** START OF EXTRACTED RECORDS **
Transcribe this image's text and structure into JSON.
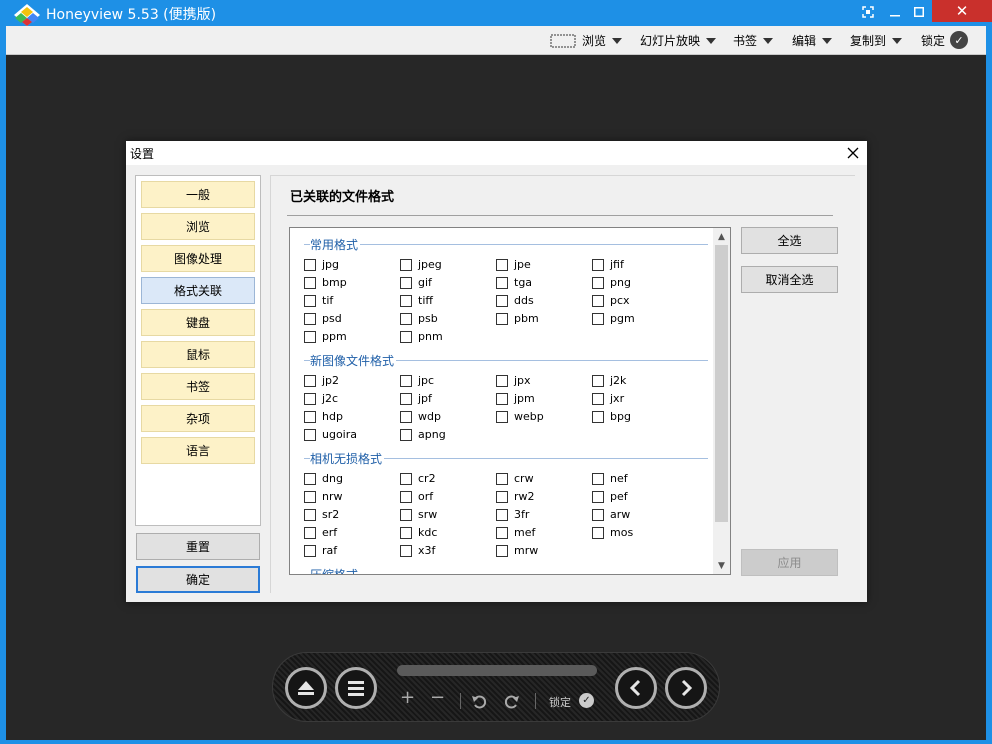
{
  "window": {
    "title": "Honeyview 5.53 (便携版)"
  },
  "toolbar": {
    "browse": "浏览",
    "slideshow": "幻灯片放映",
    "bookmark": "书签",
    "edit": "编辑",
    "copy_to": "复制到",
    "lock": "锁定"
  },
  "dialog": {
    "title": "设置",
    "nav": [
      "一般",
      "浏览",
      "图像处理",
      "格式关联",
      "键盘",
      "鼠标",
      "书签",
      "杂项",
      "语言"
    ],
    "active_nav": "格式关联",
    "reset": "重置",
    "ok": "确定",
    "content_title": "已关联的文件格式",
    "select_all": "全选",
    "deselect_all": "取消全选",
    "apply": "应用",
    "groups": [
      {
        "label": "常用格式",
        "items": [
          "jpg",
          "jpeg",
          "jpe",
          "jfif",
          "bmp",
          "gif",
          "tga",
          "png",
          "tif",
          "tiff",
          "dds",
          "pcx",
          "psd",
          "psb",
          "pbm",
          "pgm",
          "ppm",
          "pnm"
        ]
      },
      {
        "label": "新图像文件格式",
        "items": [
          "jp2",
          "jpc",
          "jpx",
          "j2k",
          "j2c",
          "jpf",
          "jpm",
          "jxr",
          "hdp",
          "wdp",
          "webp",
          "bpg",
          "ugoira",
          "apng"
        ]
      },
      {
        "label": "相机无损格式",
        "items": [
          "dng",
          "cr2",
          "crw",
          "nef",
          "nrw",
          "orf",
          "rw2",
          "pef",
          "sr2",
          "srw",
          "3fr",
          "arw",
          "erf",
          "kdc",
          "mef",
          "mos",
          "raf",
          "x3f",
          "mrw"
        ]
      },
      {
        "label": "压缩格式",
        "items": []
      }
    ]
  },
  "controls": {
    "lock": "锁定"
  }
}
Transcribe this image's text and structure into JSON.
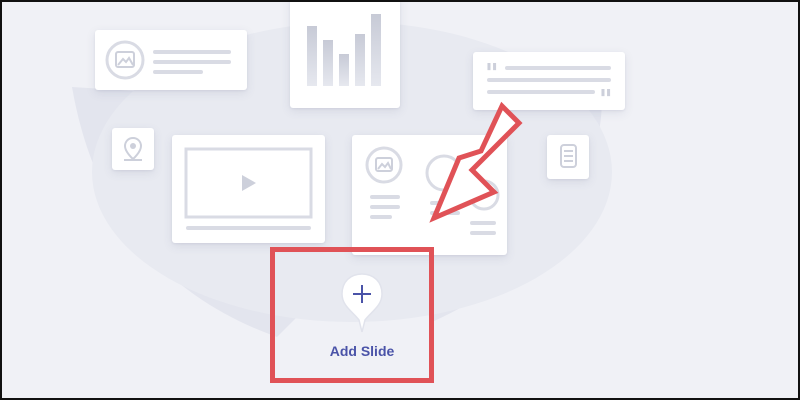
{
  "canvas": {
    "background_color": "#f0f1f6",
    "card_color": "#ffffff",
    "placeholder_color": "#d9dbe4"
  },
  "add_slide": {
    "label": "Add Slide",
    "icon": "plus-icon",
    "accent_color": "#4a53a8"
  },
  "annotation": {
    "highlight_color": "#e05257",
    "arrow_icon": "red-arrow-icon"
  },
  "slide_templates": [
    {
      "name": "image-text-card",
      "icon": "image-icon"
    },
    {
      "name": "chart-card",
      "icon": "bar-chart-icon"
    },
    {
      "name": "quote-card",
      "icon": "quote-icon"
    },
    {
      "name": "location-card",
      "icon": "map-pin-icon"
    },
    {
      "name": "video-card",
      "icon": "play-icon"
    },
    {
      "name": "gallery-card",
      "icon": "image-icon"
    },
    {
      "name": "document-card",
      "icon": "document-icon"
    }
  ]
}
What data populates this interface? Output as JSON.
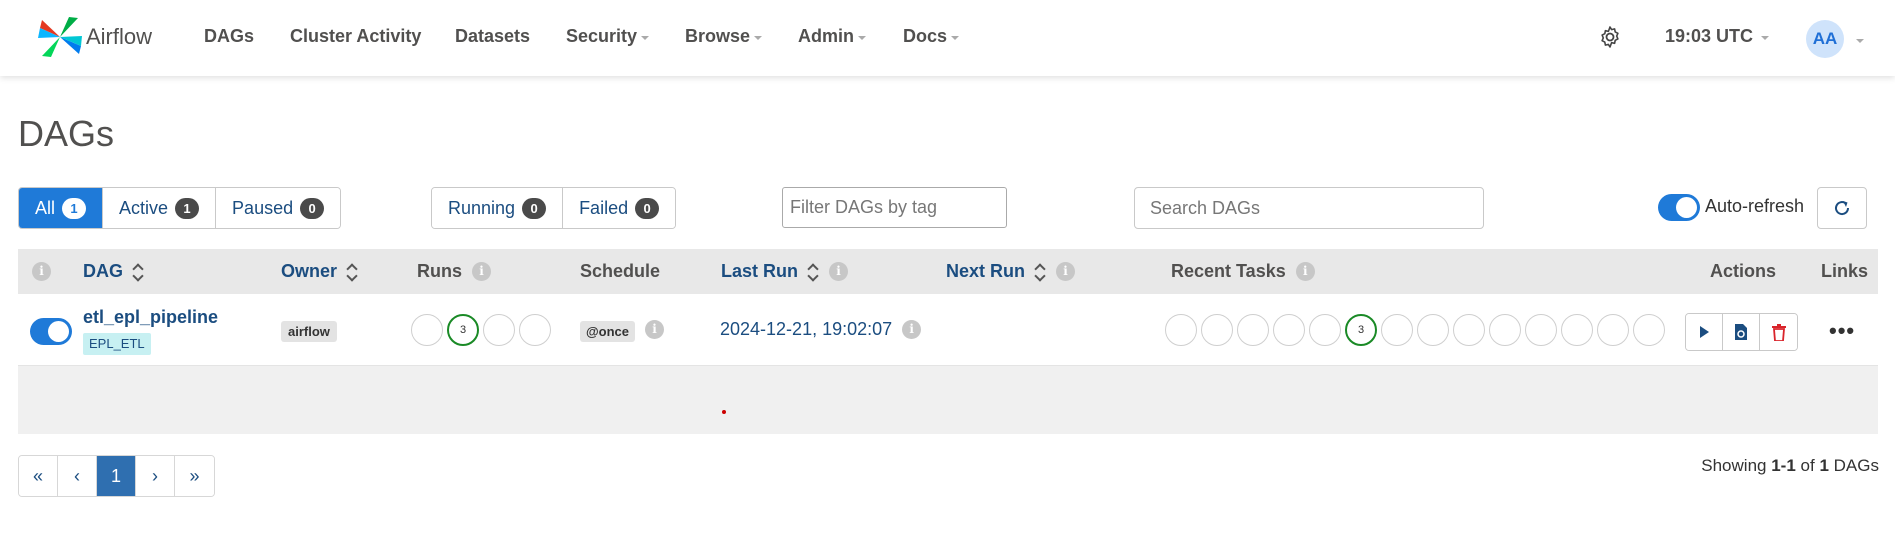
{
  "navbar": {
    "brand": "Airflow",
    "items": [
      {
        "label": "DAGs",
        "has_caret": false
      },
      {
        "label": "Cluster Activity",
        "has_caret": false
      },
      {
        "label": "Datasets",
        "has_caret": false
      },
      {
        "label": "Security",
        "has_caret": true
      },
      {
        "label": "Browse",
        "has_caret": true
      },
      {
        "label": "Admin",
        "has_caret": true
      },
      {
        "label": "Docs",
        "has_caret": true
      }
    ],
    "time": "19:03 UTC",
    "user_initials": "AA"
  },
  "page": {
    "title": "DAGs"
  },
  "filters": {
    "status": [
      {
        "label": "All",
        "count": "1",
        "active": true
      },
      {
        "label": "Active",
        "count": "1",
        "active": false
      },
      {
        "label": "Paused",
        "count": "0",
        "active": false
      }
    ],
    "runs": [
      {
        "label": "Running",
        "count": "0"
      },
      {
        "label": "Failed",
        "count": "0"
      }
    ],
    "tag_placeholder": "Filter DAGs by tag",
    "search_placeholder": "Search DAGs",
    "auto_refresh_label": "Auto-refresh",
    "auto_refresh_on": true
  },
  "table": {
    "headers": {
      "dag": "DAG",
      "owner": "Owner",
      "runs": "Runs",
      "schedule": "Schedule",
      "last_run": "Last Run",
      "next_run": "Next Run",
      "recent_tasks": "Recent Tasks",
      "actions": "Actions",
      "links": "Links"
    },
    "rows": [
      {
        "dag_id": "etl_epl_pipeline",
        "tag": "EPL_ETL",
        "active": true,
        "owner": "airflow",
        "runs": [
          "",
          "3",
          "",
          ""
        ],
        "schedule": "@once",
        "last_run": "2024-12-21, 19:02:07",
        "next_run": "",
        "recent_tasks": [
          "",
          "",
          "",
          "",
          "",
          "3",
          "",
          "",
          "",
          "",
          "",
          "",
          "",
          ""
        ]
      }
    ]
  },
  "pagination": {
    "first": "«",
    "prev": "‹",
    "current": "1",
    "next": "›",
    "last": "»",
    "showing_prefix": "Showing",
    "showing_range": "1-1",
    "showing_of": "of",
    "showing_total": "1",
    "showing_suffix": "DAGs"
  },
  "colors": {
    "primary": "#1f7ad8",
    "link": "#1b4d80",
    "success": "#1a8a26",
    "danger": "#d9242b"
  }
}
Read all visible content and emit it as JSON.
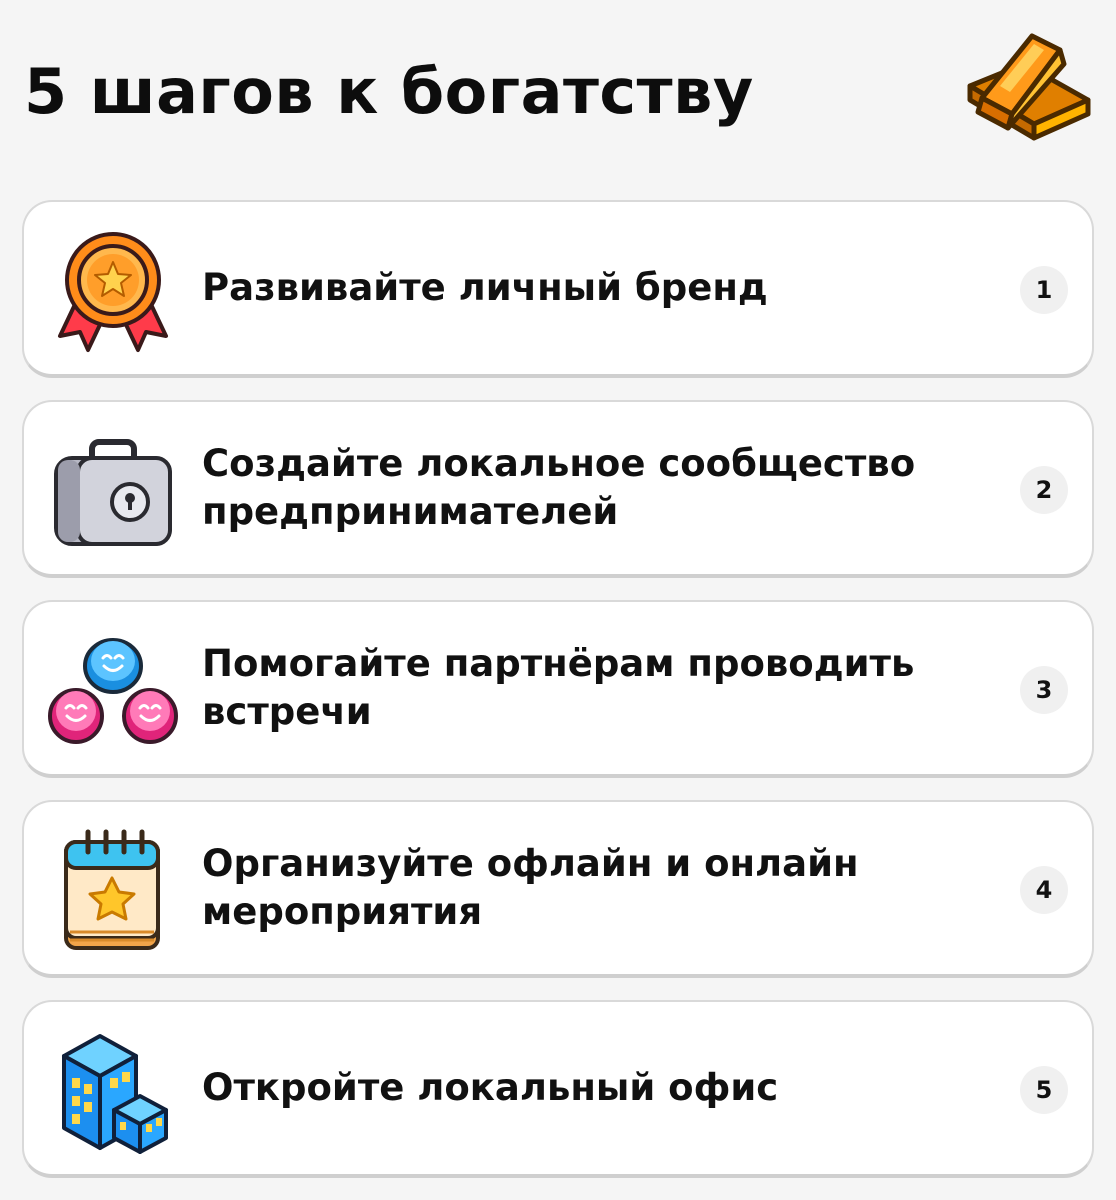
{
  "header": {
    "title": "5 шагов к богатству",
    "icon": "gold-bars-icon"
  },
  "steps": [
    {
      "label": "Развивайте личный бренд",
      "number": "1",
      "icon": "medal-icon"
    },
    {
      "label": "Создайте локальное сообщество предпринимателей",
      "number": "2",
      "icon": "briefcase-icon"
    },
    {
      "label": "Помогайте партнёрам проводить встречи",
      "number": "3",
      "icon": "people-icon"
    },
    {
      "label": "Организуйте офлайн и онлайн мероприятия",
      "number": "4",
      "icon": "calendar-star-icon"
    },
    {
      "label": "Откройте локальный офис",
      "number": "5",
      "icon": "office-building-icon"
    }
  ],
  "colors": {
    "background": "#f5f5f5",
    "card": "#ffffff",
    "card_border": "#d9d9d9",
    "badge": "#f0f0f0",
    "text": "#111111"
  }
}
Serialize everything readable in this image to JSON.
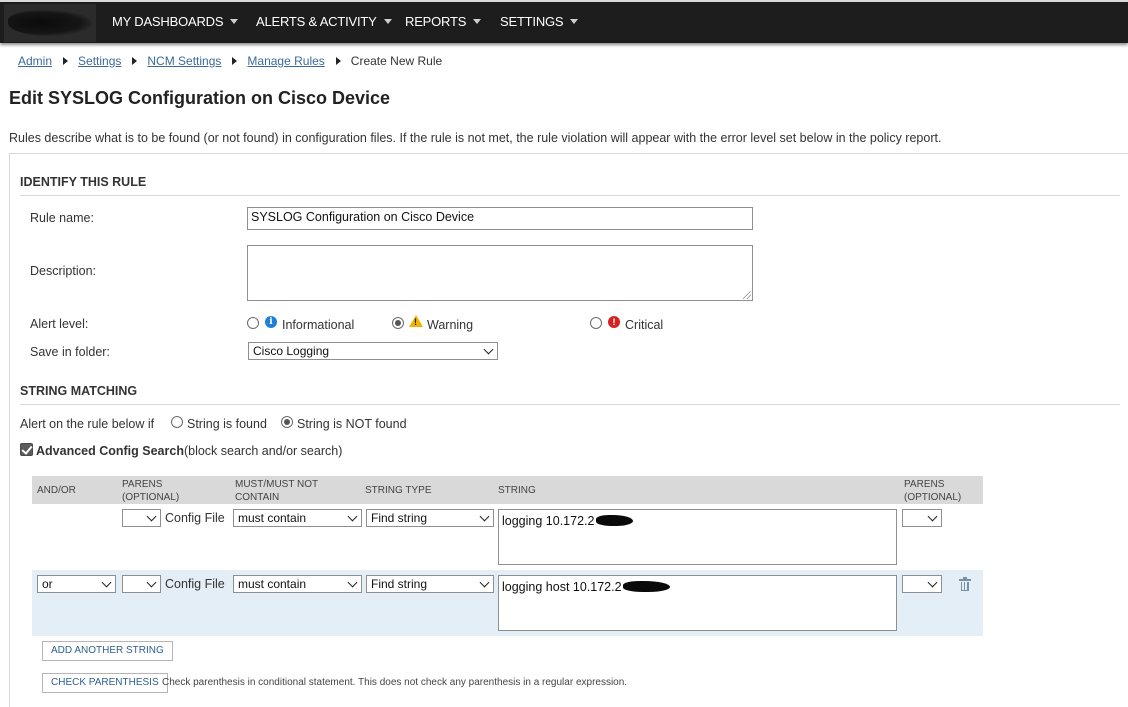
{
  "nav": {
    "items": [
      {
        "label": "MY DASHBOARDS"
      },
      {
        "label": "ALERTS & ACTIVITY"
      },
      {
        "label": "REPORTS"
      },
      {
        "label": "SETTINGS"
      }
    ]
  },
  "breadcrumb": {
    "links": [
      "Admin",
      "Settings",
      "NCM Settings",
      "Manage Rules"
    ],
    "current": "Create New Rule"
  },
  "page": {
    "title": "Edit SYSLOG Configuration on Cisco Device",
    "intro": "Rules describe what is to be found (or not found) in configuration files. If the rule is not met, the rule violation will appear with the error level set below in the policy report."
  },
  "identify": {
    "section_title": "IDENTIFY THIS RULE",
    "rule_name_label": "Rule name:",
    "rule_name_value": "SYSLOG Configuration on Cisco Device",
    "description_label": "Description:",
    "description_value": "",
    "alert_level_label": "Alert level:",
    "alert_levels": [
      {
        "label": "Informational",
        "icon": "info-icon",
        "checked": false
      },
      {
        "label": "Warning",
        "icon": "warning-icon",
        "checked": true
      },
      {
        "label": "Critical",
        "icon": "critical-icon",
        "checked": false
      }
    ],
    "folder_label": "Save in folder:",
    "folder_value": "Cisco Logging"
  },
  "matching": {
    "section_title": "STRING MATCHING",
    "alert_if_label": "Alert on the rule below if",
    "option_found": "String is found",
    "option_not_found": "String is NOT found",
    "not_found_checked": true,
    "advanced_label": "Advanced Config Search",
    "advanced_hint": "(block search and/or search)",
    "advanced_checked": true
  },
  "table": {
    "headers": {
      "and_or": "AND/OR",
      "parens_open_1": "PARENS",
      "parens_open_2": "(OPTIONAL)",
      "must_1": "MUST/MUST NOT",
      "must_2": "CONTAIN",
      "string_type": "STRING TYPE",
      "string": "STRING",
      "parens_close_1": "PARENS",
      "parens_close_2": "(OPTIONAL)"
    },
    "rows": [
      {
        "and_or": "",
        "parens_open": "",
        "source": "Config File",
        "must": "must contain",
        "string_type": "Find string",
        "string": "logging 10.172.2",
        "parens_close": ""
      },
      {
        "and_or": "or",
        "parens_open": "",
        "source": "Config File",
        "must": "must contain",
        "string_type": "Find string",
        "string": "logging host 10.172.2",
        "parens_close": ""
      }
    ]
  },
  "actions": {
    "add_string": "ADD ANOTHER STRING",
    "check_parens": "CHECK PARENTHESIS",
    "check_parens_help": "Check parenthesis in conditional statement. This does not check any parenthesis in a regular expression."
  }
}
** END OF EXTRACTED RECORDS **
TO BE DONE
State how many lines hold the word "Device". The number is the whole answer.

TASK ANSWER
2